* **EXERCISE REQUIREMENTS**
All material below is to be reproduced exactly.

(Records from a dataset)
· · · ·

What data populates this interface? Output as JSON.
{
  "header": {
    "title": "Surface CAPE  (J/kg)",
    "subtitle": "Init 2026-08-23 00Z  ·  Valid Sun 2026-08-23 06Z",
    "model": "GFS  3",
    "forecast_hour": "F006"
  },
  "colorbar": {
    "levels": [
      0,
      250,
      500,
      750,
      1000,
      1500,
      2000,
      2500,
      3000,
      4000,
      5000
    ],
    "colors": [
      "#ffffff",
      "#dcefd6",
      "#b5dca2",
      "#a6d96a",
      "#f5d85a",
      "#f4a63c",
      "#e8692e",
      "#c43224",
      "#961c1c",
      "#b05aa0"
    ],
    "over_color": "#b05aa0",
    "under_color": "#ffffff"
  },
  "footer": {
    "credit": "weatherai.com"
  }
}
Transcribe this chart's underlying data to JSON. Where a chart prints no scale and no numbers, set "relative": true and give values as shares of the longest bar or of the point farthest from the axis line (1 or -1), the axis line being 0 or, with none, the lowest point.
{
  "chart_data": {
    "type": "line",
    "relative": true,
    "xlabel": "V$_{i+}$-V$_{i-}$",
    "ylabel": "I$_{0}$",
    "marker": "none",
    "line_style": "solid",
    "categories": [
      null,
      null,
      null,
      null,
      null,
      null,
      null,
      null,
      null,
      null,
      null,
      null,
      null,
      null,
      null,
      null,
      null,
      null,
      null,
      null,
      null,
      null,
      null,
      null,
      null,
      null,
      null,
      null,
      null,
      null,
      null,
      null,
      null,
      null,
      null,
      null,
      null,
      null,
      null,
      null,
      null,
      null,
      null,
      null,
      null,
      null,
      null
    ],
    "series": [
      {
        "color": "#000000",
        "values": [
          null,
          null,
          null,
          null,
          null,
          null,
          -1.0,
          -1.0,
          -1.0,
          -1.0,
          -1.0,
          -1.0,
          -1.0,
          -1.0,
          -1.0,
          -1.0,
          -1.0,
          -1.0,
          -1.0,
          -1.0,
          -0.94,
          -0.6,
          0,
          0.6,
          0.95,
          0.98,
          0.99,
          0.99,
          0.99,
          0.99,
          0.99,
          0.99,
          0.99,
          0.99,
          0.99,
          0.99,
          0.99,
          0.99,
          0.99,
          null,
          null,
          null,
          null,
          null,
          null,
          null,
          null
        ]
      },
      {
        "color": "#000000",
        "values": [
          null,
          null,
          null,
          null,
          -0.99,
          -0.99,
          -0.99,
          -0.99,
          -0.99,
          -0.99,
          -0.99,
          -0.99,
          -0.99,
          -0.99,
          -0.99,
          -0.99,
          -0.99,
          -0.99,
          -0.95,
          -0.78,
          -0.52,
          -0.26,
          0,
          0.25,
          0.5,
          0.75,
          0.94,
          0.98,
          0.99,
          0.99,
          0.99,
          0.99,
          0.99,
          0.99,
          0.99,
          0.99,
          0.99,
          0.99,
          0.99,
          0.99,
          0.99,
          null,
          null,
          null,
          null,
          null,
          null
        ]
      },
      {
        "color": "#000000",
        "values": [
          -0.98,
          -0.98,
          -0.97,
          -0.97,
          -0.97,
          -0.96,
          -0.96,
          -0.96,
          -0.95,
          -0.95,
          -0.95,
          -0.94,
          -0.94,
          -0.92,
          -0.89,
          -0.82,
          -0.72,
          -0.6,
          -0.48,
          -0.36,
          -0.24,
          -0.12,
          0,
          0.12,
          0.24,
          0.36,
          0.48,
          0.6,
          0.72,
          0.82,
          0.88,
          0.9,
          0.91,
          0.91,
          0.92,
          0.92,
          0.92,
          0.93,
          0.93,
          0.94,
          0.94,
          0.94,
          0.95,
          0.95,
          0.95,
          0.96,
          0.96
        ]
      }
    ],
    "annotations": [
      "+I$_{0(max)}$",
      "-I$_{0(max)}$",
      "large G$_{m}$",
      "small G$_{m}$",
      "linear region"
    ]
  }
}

· · · ·

* **EXERCISE OUTPUT**
What data populates this interface? Output as JSON.
{
  "header": {
    "title": "Surface CAPE  (J/kg)",
    "subtitle": "Init 2026-08-23 00Z  ·  Valid Sun 2026-08-23 06Z",
    "model": "GFS  3",
    "forecast_hour": "F006"
  },
  "colorbar": {
    "levels": [
      0,
      250,
      500,
      750,
      1000,
      1500,
      2000,
      2500,
      3000,
      4000,
      5000
    ],
    "colors": [
      "#ffffff",
      "#dcefd6",
      "#b5dca2",
      "#a6d96a",
      "#f5d85a",
      "#f4a63c",
      "#e8692e",
      "#c43224",
      "#961c1c",
      "#b05aa0"
    ],
    "over_color": "#b05aa0",
    "under_color": "#ffffff"
  },
  "footer": {
    "credit": "weatherai.com"
  }
}
Transcribe this chart's underlying data to JSON. Where a chart prints no scale and no numbers, set "relative": true and give values as shares of the longest bar or of the point farthest from the axis line (1 or -1), the axis line being 0 or, with none, the lowest point.
{
  "chart_data": {
    "type": "line",
    "relative": true,
    "xlabel": "V$_{i+}$-V$_{i-}$",
    "ylabel": "I$_{0}$",
    "marker": "none",
    "line_style": "solid",
    "categories": [
      null,
      null,
      null,
      null,
      null,
      null,
      null,
      null,
      null,
      null,
      null,
      null,
      null,
      null,
      null,
      null,
      null,
      null,
      null,
      null,
      null,
      null,
      null,
      null,
      null,
      null,
      null,
      null,
      null,
      null,
      null,
      null,
      null,
      null,
      null,
      null,
      null,
      null,
      null,
      null,
      null,
      null,
      null,
      null,
      null,
      null,
      null
    ],
    "series": [
      {
        "color": "#000000",
        "values": [
          null,
          null,
          null,
          null,
          null,
          null,
          -1.0,
          -1.0,
          -1.0,
          -1.0,
          -1.0,
          -1.0,
          -1.0,
          -1.0,
          -1.0,
          -1.0,
          -1.0,
          -1.0,
          -1.0,
          -1.0,
          -0.94,
          -0.6,
          0,
          0.6,
          0.95,
          0.98,
          0.99,
          0.99,
          0.99,
          0.99,
          0.99,
          0.99,
          0.99,
          0.99,
          0.99,
          0.99,
          0.99,
          0.99,
          0.99,
          null,
          null,
          null,
          null,
          null,
          null,
          null,
          null
        ]
      },
      {
        "color": "#000000",
        "values": [
          null,
          null,
          null,
          null,
          -0.99,
          -0.99,
          -0.99,
          -0.99,
          -0.99,
          -0.99,
          -0.99,
          -0.99,
          -0.99,
          -0.99,
          -0.99,
          -0.99,
          -0.99,
          -0.99,
          -0.95,
          -0.78,
          -0.52,
          -0.26,
          0,
          0.25,
          0.5,
          0.75,
          0.94,
          0.98,
          0.99,
          0.99,
          0.99,
          0.99,
          0.99,
          0.99,
          0.99,
          0.99,
          0.99,
          0.99,
          0.99,
          0.99,
          0.99,
          null,
          null,
          null,
          null,
          null,
          null
        ]
      },
      {
        "color": "#000000",
        "values": [
          -0.98,
          -0.98,
          -0.97,
          -0.97,
          -0.97,
          -0.96,
          -0.96,
          -0.96,
          -0.95,
          -0.95,
          -0.95,
          -0.94,
          -0.94,
          -0.92,
          -0.89,
          -0.82,
          -0.72,
          -0.6,
          -0.48,
          -0.36,
          -0.24,
          -0.12,
          0,
          0.12,
          0.24,
          0.36,
          0.48,
          0.6,
          0.72,
          0.82,
          0.88,
          0.9,
          0.91,
          0.91,
          0.92,
          0.92,
          0.92,
          0.93,
          0.93,
          0.94,
          0.94,
          0.94,
          0.95,
          0.95,
          0.95,
          0.96,
          0.96
        ]
      }
    ],
    "annotations": [
      "+I$_{0(max)}$",
      "-I$_{0(max)}$",
      "large G$_{m}$",
      "small G$_{m}$",
      "linear region"
    ]
  }
}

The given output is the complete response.